╭──
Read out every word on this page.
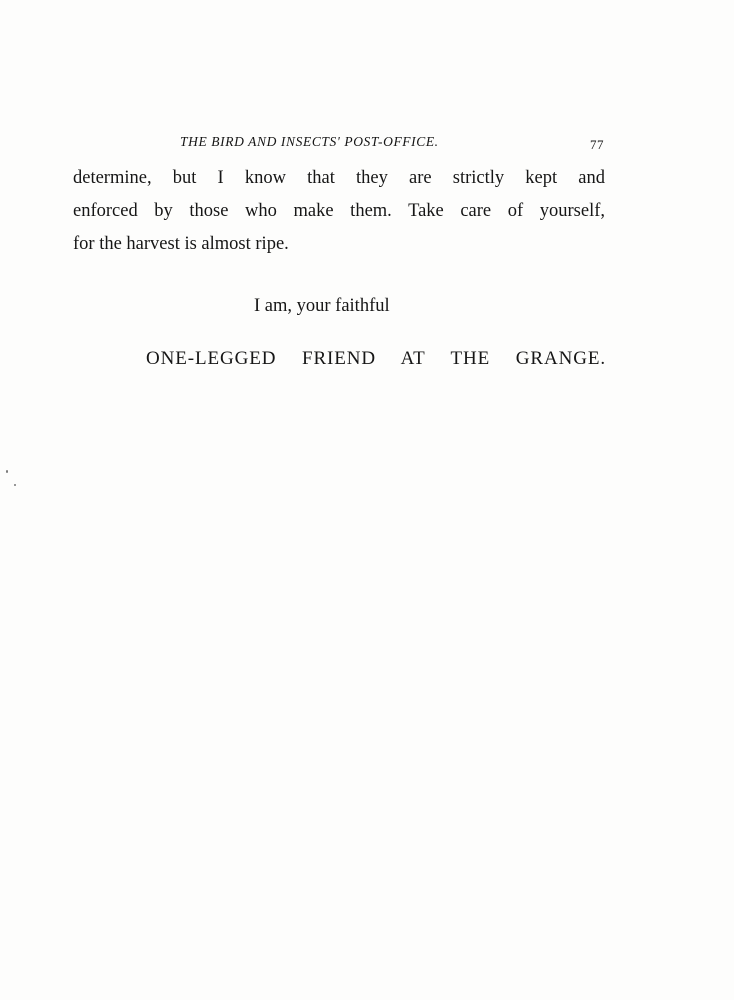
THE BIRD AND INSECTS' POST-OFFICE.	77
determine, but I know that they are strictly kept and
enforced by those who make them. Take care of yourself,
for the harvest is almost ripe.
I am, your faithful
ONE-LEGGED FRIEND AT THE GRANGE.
╰──
╭──
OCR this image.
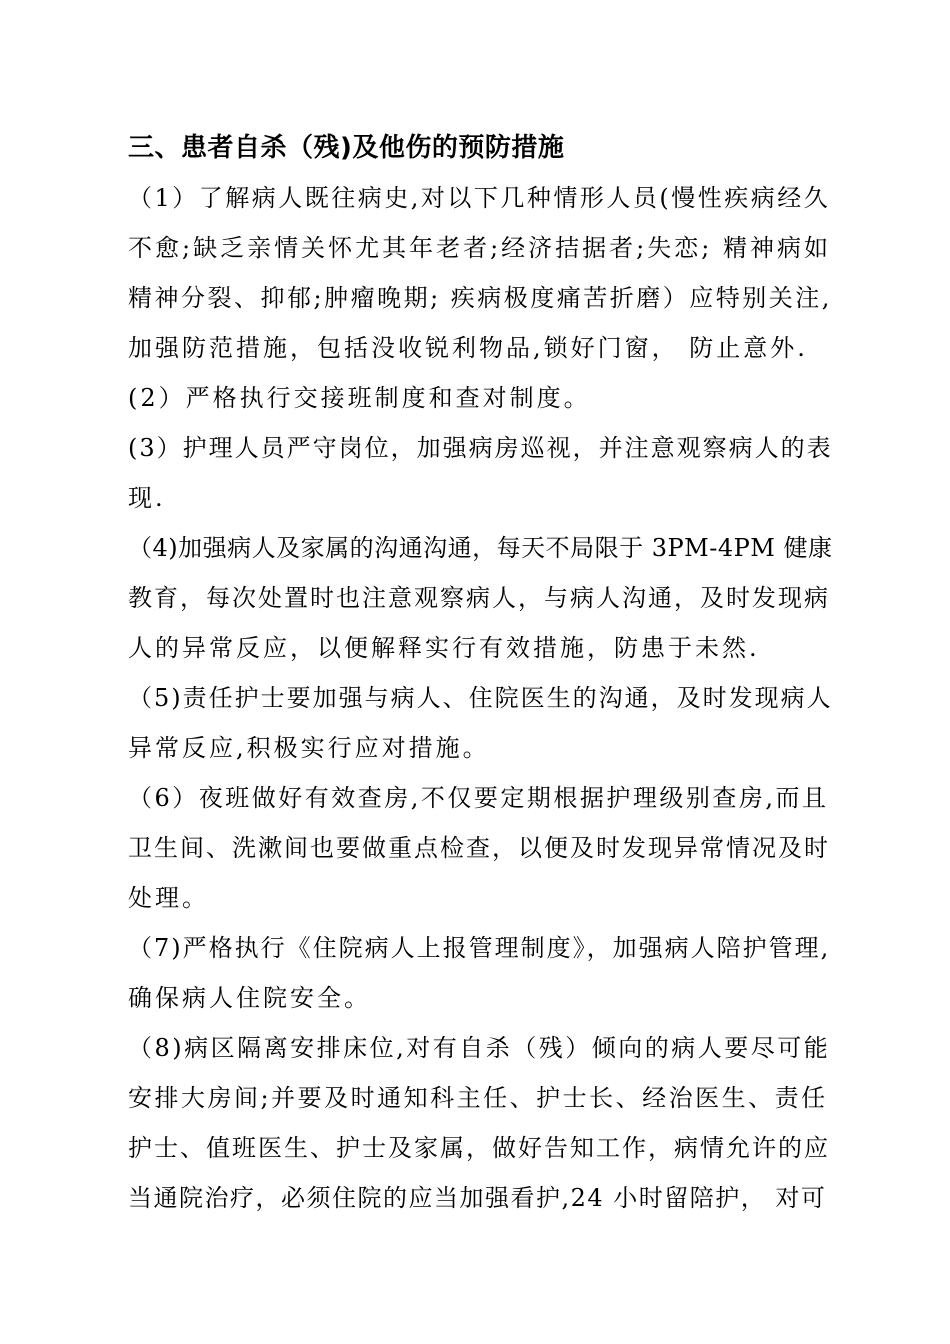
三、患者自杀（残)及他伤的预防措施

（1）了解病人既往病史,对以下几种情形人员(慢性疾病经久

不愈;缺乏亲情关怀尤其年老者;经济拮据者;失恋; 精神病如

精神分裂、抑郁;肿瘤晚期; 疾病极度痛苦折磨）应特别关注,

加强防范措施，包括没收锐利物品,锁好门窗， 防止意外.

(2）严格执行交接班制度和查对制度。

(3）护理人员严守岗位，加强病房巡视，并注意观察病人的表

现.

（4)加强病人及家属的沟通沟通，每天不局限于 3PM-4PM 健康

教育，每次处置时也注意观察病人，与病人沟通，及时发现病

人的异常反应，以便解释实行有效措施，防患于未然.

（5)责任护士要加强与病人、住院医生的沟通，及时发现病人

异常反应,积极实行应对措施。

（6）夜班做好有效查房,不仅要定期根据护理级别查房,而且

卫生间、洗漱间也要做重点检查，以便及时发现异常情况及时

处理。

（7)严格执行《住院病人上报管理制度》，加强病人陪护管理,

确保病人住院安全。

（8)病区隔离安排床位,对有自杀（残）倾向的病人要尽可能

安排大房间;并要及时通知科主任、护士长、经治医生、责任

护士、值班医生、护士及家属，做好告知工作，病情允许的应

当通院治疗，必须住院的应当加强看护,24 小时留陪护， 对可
╰──
» Exercise directions
Scan the data above; copy every line where "this" appears.

» Written answer
Read out every word on this page.
OCR this image.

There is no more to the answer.